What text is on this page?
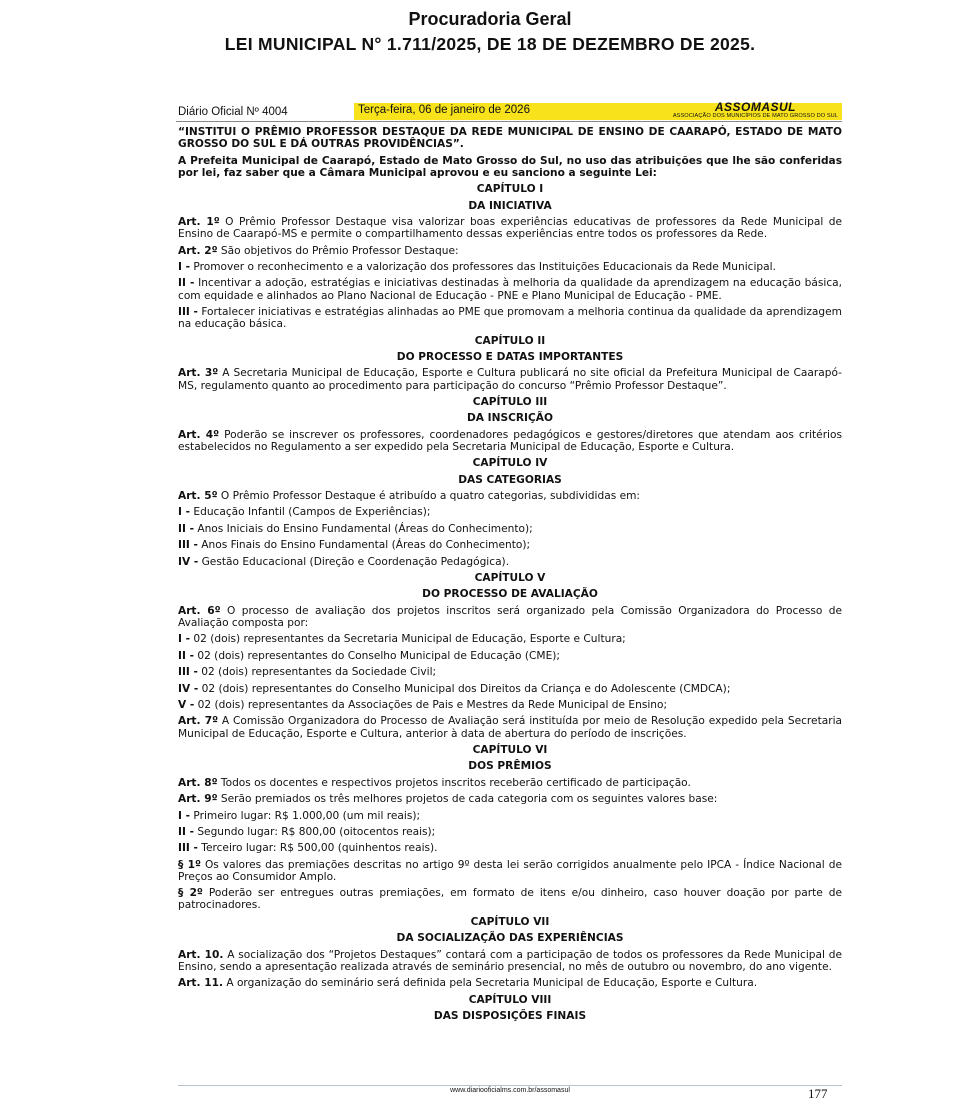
Procuradoria Geral
LEI MUNICIPAL N° 1.711/2025, DE 18 DE DEZEMBRO DE 2025.
Diário Oficial Nº 4004	Terça-feira, 06 de janeiro de 2026	ASSOMASUL
ASSOCIAÇÃO DOS MUNICÍPIOS DE MATO GROSSO DO SUL

“INSTITUI O PRÊMIO PROFESSOR DESTAQUE DA REDE MUNICIPAL DE ENSINO DE CAARAPÓ, ESTADO DE MATO GROSSO DO SUL E DÁ OUTRAS PROVIDÊNCIAS”.

A Prefeita Municipal de Caarapó, Estado de Mato Grosso do Sul, no uso das atribuições que lhe são conferidas por lei, faz saber que a Câmara Municipal aprovou e eu sanciono a seguinte Lei:

CAPÍTULO I
DA INICIATIVA

Art. 1º O Prêmio Professor Destaque visa valorizar boas experiências educativas de professores da Rede Municipal de Ensino de Caarapó-MS e permite o compartilhamento dessas experiências entre todos os professores da Rede.

Art. 2º São objetivos do Prêmio Professor Destaque:

I - Promover o reconhecimento e a valorização dos professores das Instituições Educacionais da Rede Municipal.

II - Incentivar a adoção, estratégias e iniciativas destinadas à melhoria da qualidade da aprendizagem na educação básica, com equidade e alinhados ao Plano Nacional de Educação - PNE e Plano Municipal de Educação - PME.

III - Fortalecer iniciativas e estratégias alinhadas ao PME que promovam a melhoria continua da qualidade da aprendizagem na educação básica.

CAPÍTULO II
DO PROCESSO E DATAS IMPORTANTES

Art. 3º A Secretaria Municipal de Educação, Esporte e Cultura publicará no site oficial da Prefeitura Municipal de Caarapó-MS, regulamento quanto ao procedimento para participação do concurso “Prêmio Professor Destaque”.

CAPÍTULO III
DA INSCRIÇÃO

Art. 4º Poderão se inscrever os professores, coordenadores pedagógicos e gestores/diretores que atendam aos critérios estabelecidos no Regulamento a ser expedido pela Secretaria Municipal de Educação, Esporte e Cultura.

CAPÍTULO IV
DAS CATEGORIAS

Art. 5º O Prêmio Professor Destaque é atribuído a quatro categorias, subdivididas em:

I - Educação Infantil (Campos de Experiências);

II - Anos Iniciais do Ensino Fundamental (Áreas do Conhecimento);

III - Anos Finais do Ensino Fundamental (Áreas do Conhecimento);

IV - Gestão Educacional (Direção e Coordenação Pedagógica).

CAPÍTULO V
DO PROCESSO DE AVALIAÇÃO

Art. 6º O processo de avaliação dos projetos inscritos será organizado pela Comissão Organizadora do Processo de Avaliação composta por:

I - 02 (dois) representantes da Secretaria Municipal de Educação, Esporte e Cultura;

II - 02 (dois) representantes do Conselho Municipal de Educação (CME);

III - 02 (dois) representantes da Sociedade Civil;

IV - 02 (dois) representantes do Conselho Municipal dos Direitos da Criança e do Adolescente (CMDCA);

V - 02 (dois) representantes da Associações de Pais e Mestres da Rede Municipal de Ensino;

Art. 7º A Comissão Organizadora do Processo de Avaliação será instituída por meio de Resolução expedido pela Secretaria Municipal de Educação, Esporte e Cultura, anterior à data de abertura do período de inscrições.

CAPÍTULO VI
DOS PRÊMIOS

Art. 8º Todos os docentes e respectivos projetos inscritos receberão certificado de participação.

Art. 9º Serão premiados os três melhores projetos de cada categoria com os seguintes valores base:

I - Primeiro lugar: R$ 1.000,00 (um mil reais);

II - Segundo lugar: R$ 800,00 (oitocentos reais);

III - Terceiro lugar: R$ 500,00 (quinhentos reais).

§ 1º Os valores das premiações descritas no artigo 9º desta lei serão corrigidos anualmente pelo IPCA - Índice Nacional de Preços ao Consumidor Amplo.

§ 2º Poderão ser entregues outras premiações, em formato de itens e/ou dinheiro, caso houver doação por parte de patrocinadores.

CAPÍTULO VII
DA SOCIALIZAÇÃO DAS EXPERIÊNCIAS

Art. 10. A socialização dos “Projetos Destaques” contará com a participação de todos os professores da Rede Municipal de Ensino, sendo a apresentação realizada através de seminário presencial, no mês de outubro ou novembro, do ano vigente.

Art. 11. A organização do seminário será definida pela Secretaria Municipal de Educação, Esporte e Cultura.

CAPÍTULO VIII
DAS DISPOSIÇÕES FINAIS
www.diariooficialms.com.br/assomasul	177
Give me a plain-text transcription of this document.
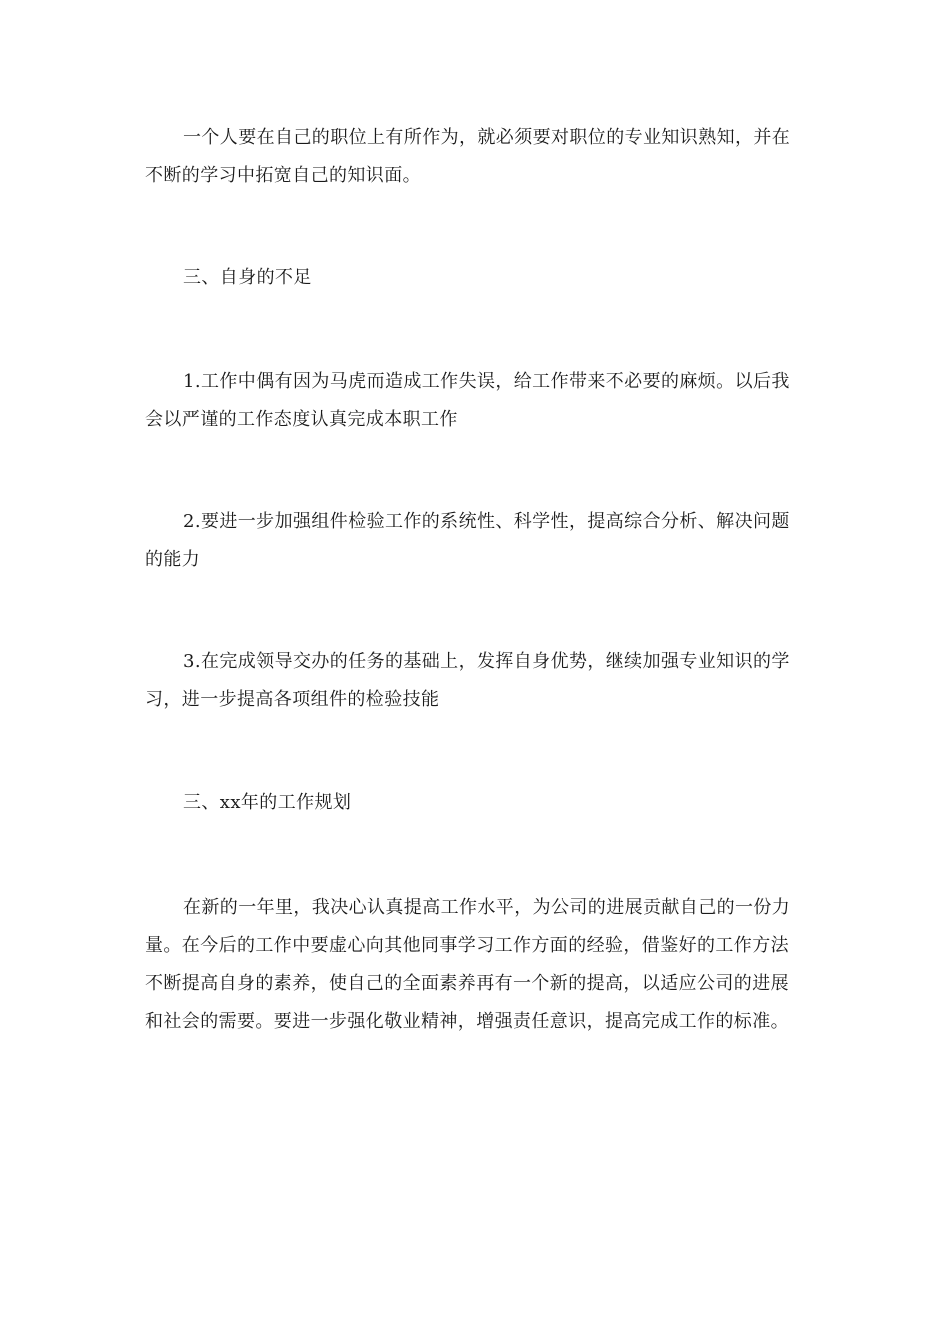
一个人要在自己的职位上有所作为，就必须要对职位的专业知识熟知，并在不断的学习中拓宽自己的知识面。

三、自身的不足

1.工作中偶有因为马虎而造成工作失误，给工作带来不必要的麻烦。以后我会以严谨的工作态度认真完成本职工作

2.要进一步加强组件检验工作的系统性、科学性，提高综合分析、解决问题的能力

3.在完成领导交办的任务的基础上，发挥自身优势，继续加强专业知识的学习，进一步提高各项组件的检验技能

三、xx年的工作规划

在新的一年里，我决心认真提高工作水平，为公司的进展贡献自己的一份力量。在今后的工作中要虚心向其他同事学习工作方面的经验，借鉴好的工作方法 不断提高自身的素养，使自己的全面素养再有一个新的提高，以适应公司的进展和社会的需要。要进一步强化敬业精神，增强责任意识，提高完成工作的标准。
◇ ◇ ◇ ◇ ◇ ◇ ◇
### [Stated task]
Extract from the data every line where "será" shows up.

### [Expected answer]
Art. 6º O processo de avaliação dos projetos inscritos será organizado pela Comissão Organizadora do Processo de Avaliação composta por:
Art. 7º A Comissão Organizadora do Processo de Avaliação será instituída por meio de Resolução expedido pela Secretaria Municipal de Educação, Esporte e Cultura, anterior à data de abertura do período de inscrições.
Art. 11. A organização do seminário será definida pela Secretaria Municipal de Educação, Esporte e Cultura.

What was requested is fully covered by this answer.